Exercise goal ::
Look for the string "orange" in the lines and copy each line that has it.

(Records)

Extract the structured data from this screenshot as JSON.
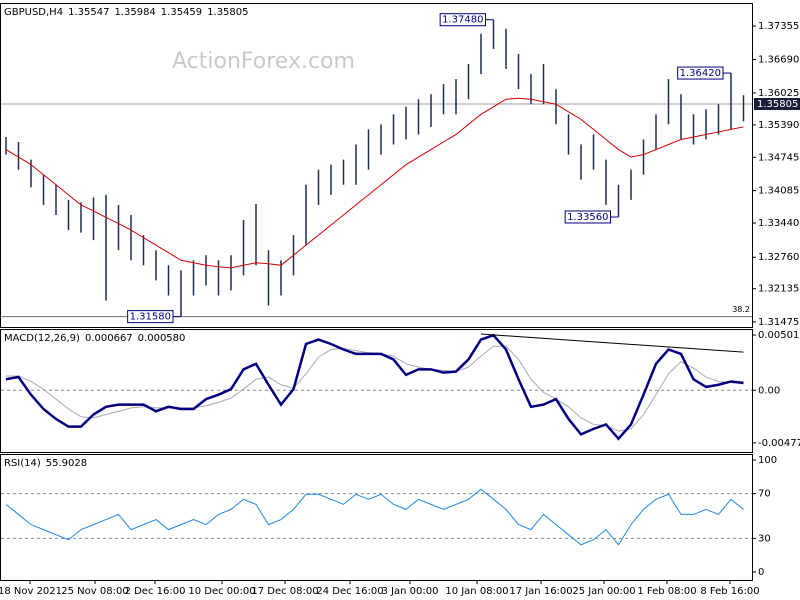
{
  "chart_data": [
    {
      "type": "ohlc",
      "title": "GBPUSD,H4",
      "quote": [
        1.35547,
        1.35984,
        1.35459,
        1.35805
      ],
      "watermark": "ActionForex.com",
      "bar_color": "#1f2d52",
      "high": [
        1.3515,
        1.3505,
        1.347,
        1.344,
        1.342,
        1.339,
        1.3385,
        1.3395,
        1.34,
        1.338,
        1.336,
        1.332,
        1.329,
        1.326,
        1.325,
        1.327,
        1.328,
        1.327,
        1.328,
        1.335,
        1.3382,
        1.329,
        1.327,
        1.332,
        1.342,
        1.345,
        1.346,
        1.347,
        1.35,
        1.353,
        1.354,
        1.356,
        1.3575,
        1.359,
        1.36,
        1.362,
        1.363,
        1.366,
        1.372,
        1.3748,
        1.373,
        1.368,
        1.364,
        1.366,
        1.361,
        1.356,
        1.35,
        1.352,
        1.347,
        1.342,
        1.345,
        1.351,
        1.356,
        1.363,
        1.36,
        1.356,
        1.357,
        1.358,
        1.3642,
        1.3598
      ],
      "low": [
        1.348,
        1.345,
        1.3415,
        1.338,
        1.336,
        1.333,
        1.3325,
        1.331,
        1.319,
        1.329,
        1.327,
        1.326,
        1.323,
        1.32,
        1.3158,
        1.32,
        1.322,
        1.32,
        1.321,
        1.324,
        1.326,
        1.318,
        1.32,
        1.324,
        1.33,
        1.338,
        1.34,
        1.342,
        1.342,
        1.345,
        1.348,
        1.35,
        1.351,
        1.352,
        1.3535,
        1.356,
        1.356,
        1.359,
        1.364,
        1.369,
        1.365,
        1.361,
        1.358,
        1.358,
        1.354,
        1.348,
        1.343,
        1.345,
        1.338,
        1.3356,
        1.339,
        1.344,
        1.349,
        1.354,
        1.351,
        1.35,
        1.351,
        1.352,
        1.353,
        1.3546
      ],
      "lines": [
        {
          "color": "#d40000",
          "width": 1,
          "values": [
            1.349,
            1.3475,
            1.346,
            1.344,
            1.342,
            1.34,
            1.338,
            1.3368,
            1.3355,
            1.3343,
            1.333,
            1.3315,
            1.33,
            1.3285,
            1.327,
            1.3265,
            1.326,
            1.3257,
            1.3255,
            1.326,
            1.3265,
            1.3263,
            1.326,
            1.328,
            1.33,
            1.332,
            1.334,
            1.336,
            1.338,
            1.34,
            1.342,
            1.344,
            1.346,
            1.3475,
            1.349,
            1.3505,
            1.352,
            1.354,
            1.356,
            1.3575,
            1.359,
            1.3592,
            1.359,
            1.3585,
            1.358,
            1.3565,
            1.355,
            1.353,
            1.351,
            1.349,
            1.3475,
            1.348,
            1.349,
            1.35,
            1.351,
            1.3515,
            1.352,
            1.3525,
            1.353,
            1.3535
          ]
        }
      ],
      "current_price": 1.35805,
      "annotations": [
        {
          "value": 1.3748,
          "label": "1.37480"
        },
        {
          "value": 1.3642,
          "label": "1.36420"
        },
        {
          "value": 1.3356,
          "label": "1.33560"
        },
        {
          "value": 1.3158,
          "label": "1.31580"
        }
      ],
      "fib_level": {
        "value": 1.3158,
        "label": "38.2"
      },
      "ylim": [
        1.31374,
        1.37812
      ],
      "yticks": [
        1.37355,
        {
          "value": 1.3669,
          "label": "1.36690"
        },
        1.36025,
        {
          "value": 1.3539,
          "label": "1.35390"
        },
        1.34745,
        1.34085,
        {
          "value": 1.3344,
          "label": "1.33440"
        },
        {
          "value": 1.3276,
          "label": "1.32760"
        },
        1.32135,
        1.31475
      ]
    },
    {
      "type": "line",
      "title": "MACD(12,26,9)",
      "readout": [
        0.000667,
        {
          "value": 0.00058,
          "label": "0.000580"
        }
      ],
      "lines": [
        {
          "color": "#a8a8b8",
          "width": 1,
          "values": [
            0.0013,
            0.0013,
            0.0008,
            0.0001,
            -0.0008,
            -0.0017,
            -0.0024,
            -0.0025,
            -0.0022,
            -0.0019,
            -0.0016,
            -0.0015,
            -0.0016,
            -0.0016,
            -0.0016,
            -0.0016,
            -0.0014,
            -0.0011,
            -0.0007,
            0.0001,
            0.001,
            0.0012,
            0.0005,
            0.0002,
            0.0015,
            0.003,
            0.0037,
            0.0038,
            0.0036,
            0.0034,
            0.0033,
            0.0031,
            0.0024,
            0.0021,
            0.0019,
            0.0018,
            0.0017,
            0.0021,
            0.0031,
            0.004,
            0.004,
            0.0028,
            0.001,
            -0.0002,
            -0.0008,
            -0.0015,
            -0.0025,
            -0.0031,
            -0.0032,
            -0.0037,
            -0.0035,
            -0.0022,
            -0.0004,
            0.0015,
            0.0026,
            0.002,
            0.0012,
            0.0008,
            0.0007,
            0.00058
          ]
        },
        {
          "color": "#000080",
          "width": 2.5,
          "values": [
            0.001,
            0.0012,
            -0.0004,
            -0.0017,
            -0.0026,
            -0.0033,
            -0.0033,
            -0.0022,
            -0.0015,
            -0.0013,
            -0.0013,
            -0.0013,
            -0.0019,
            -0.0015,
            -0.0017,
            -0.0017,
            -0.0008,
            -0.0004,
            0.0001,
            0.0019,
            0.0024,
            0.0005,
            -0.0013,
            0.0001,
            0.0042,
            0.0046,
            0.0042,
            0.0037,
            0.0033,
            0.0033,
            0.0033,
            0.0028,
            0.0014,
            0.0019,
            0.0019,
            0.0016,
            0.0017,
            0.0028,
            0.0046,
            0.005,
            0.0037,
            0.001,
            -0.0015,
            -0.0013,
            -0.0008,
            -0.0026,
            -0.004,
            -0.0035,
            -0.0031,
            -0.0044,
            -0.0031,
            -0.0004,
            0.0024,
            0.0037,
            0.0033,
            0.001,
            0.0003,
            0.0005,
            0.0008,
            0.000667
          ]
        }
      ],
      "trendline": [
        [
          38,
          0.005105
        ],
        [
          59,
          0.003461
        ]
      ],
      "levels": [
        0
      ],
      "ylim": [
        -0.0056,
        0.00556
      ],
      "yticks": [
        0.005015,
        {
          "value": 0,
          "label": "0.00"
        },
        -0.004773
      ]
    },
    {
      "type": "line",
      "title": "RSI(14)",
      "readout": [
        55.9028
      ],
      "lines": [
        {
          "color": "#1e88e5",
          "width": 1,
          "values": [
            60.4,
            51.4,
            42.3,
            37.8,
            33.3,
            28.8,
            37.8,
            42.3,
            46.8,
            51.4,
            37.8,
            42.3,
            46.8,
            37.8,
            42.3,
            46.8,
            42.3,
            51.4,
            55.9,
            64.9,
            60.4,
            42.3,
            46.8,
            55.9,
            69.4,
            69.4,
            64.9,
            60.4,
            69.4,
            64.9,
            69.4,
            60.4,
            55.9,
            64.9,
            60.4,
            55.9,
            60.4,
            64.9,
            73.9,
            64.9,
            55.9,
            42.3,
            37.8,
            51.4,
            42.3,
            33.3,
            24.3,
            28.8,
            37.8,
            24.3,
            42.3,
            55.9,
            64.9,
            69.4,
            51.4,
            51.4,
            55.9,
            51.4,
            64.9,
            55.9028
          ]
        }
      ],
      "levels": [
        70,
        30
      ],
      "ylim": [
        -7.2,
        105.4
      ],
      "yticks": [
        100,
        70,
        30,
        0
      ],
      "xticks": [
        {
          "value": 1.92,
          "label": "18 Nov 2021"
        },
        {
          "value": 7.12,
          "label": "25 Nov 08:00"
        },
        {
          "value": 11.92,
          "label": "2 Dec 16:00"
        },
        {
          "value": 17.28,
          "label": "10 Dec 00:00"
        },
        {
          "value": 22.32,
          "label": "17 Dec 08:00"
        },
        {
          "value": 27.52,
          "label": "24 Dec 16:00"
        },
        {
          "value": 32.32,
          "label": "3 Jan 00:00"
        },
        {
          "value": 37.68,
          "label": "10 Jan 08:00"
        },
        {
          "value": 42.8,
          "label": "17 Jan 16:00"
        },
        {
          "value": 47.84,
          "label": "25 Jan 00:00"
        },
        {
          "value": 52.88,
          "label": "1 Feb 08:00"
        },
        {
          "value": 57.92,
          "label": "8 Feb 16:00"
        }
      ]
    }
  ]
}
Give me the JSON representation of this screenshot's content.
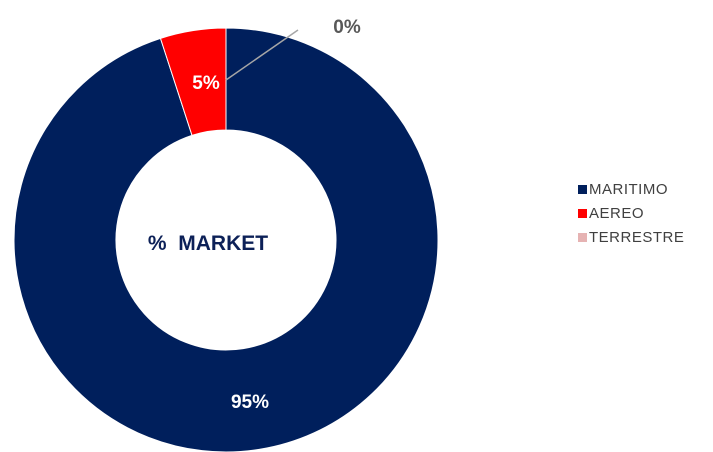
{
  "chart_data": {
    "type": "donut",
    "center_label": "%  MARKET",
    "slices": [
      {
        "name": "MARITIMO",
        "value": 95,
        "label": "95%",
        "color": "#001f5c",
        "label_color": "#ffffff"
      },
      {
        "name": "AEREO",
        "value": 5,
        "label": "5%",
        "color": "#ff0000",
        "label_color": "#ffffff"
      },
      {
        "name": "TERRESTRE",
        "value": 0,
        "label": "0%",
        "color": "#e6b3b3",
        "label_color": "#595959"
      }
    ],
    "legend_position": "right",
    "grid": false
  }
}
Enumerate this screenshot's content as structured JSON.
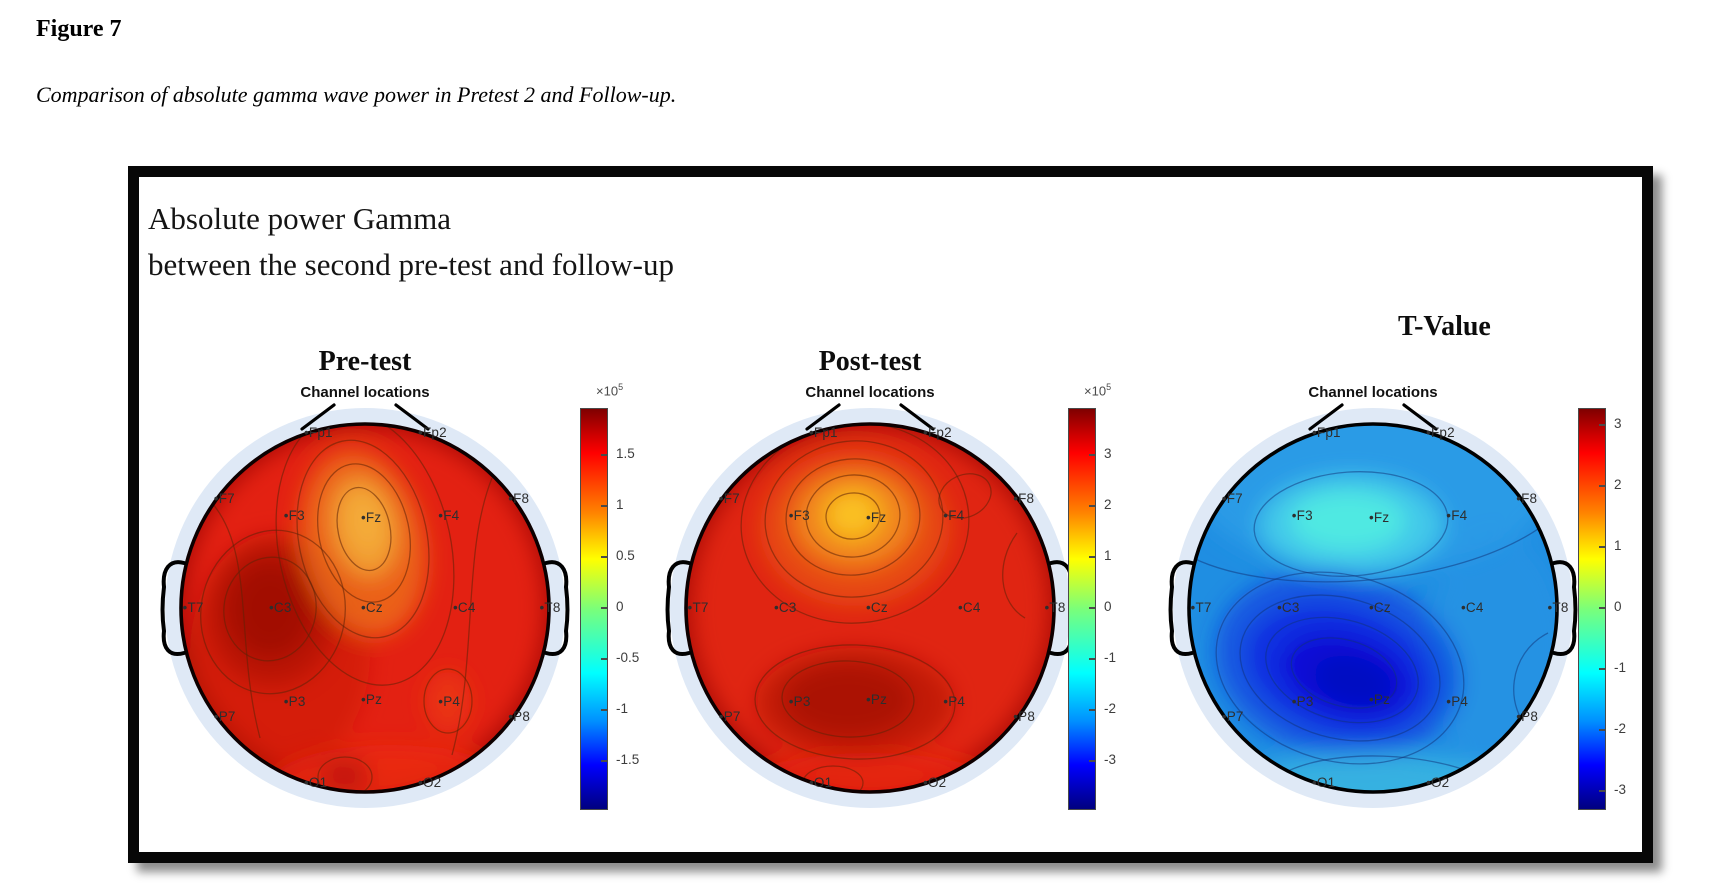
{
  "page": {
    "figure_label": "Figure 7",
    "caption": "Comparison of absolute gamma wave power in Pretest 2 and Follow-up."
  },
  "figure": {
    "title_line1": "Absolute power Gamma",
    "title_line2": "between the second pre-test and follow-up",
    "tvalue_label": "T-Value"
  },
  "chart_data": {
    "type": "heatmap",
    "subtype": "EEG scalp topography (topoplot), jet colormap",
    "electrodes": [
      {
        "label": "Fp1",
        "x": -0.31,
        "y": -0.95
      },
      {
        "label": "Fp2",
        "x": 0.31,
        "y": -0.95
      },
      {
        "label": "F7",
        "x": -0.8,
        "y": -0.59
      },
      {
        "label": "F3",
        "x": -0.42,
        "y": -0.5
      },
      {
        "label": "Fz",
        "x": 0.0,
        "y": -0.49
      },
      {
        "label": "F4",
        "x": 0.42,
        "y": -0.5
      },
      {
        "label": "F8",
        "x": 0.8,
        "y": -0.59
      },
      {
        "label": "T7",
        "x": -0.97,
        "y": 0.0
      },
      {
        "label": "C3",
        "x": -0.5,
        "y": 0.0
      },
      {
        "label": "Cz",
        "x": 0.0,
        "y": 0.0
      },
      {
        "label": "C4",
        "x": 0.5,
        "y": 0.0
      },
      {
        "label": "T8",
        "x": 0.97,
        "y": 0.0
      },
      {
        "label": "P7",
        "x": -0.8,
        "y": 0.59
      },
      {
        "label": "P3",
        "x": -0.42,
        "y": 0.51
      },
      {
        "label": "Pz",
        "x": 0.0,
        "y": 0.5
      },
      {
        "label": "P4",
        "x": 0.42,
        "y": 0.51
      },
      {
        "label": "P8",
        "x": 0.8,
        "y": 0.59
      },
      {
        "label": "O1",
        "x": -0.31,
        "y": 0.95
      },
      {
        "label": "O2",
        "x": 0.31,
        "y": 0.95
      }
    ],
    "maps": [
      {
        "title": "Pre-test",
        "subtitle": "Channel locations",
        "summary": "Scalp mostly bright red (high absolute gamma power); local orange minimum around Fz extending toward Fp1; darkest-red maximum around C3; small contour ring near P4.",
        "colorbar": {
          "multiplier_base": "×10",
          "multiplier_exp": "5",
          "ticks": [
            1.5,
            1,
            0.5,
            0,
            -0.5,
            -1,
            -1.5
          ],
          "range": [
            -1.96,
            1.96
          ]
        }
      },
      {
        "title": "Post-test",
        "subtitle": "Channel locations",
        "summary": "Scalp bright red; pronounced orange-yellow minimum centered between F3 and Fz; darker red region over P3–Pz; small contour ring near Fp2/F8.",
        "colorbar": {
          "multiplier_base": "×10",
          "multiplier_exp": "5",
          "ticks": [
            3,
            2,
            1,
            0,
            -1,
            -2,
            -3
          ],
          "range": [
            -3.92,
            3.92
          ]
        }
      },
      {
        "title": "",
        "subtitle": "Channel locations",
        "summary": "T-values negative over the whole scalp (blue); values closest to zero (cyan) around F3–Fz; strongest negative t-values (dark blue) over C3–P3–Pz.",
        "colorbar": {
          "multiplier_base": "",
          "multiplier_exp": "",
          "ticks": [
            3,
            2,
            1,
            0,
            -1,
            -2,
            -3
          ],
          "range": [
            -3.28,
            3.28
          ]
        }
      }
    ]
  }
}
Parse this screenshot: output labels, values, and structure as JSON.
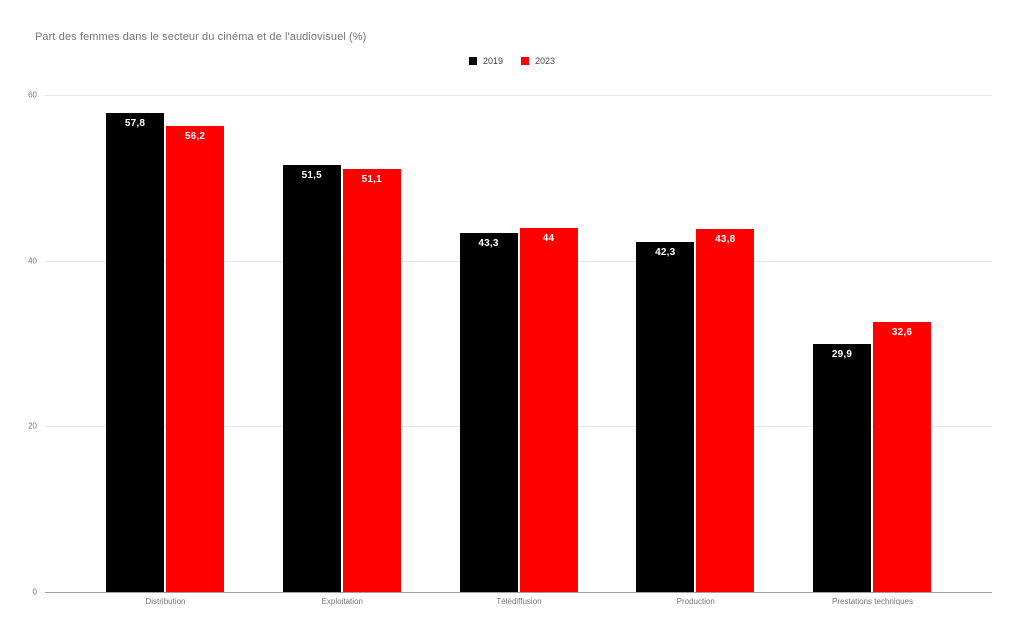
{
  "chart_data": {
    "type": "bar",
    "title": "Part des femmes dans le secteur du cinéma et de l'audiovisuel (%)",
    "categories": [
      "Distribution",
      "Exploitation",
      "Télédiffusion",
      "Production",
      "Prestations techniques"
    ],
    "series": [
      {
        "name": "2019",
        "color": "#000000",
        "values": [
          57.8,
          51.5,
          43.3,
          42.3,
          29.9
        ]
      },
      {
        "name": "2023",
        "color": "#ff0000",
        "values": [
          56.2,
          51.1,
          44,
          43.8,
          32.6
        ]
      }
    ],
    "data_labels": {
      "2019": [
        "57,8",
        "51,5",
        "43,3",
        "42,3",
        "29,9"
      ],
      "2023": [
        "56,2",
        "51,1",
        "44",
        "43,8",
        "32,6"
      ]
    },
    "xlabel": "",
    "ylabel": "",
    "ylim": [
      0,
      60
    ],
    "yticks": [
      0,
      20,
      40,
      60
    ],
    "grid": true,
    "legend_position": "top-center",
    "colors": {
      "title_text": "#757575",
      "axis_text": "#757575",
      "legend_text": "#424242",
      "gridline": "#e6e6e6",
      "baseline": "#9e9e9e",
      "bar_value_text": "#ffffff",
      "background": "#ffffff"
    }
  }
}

Response to this exercise ::
        "summary": "Scalp mostly bright red (high absolute gamma power); local orange minimum around Fz extending toward Fp1; darkest-red maximum around C3; small contour ring near P4.",
        "summary": "Scalp bright red; pronounced orange-yellow minimum centered between F3 and Fz; darker red region over P3–Pz; small contour ring near Fp2/F8.",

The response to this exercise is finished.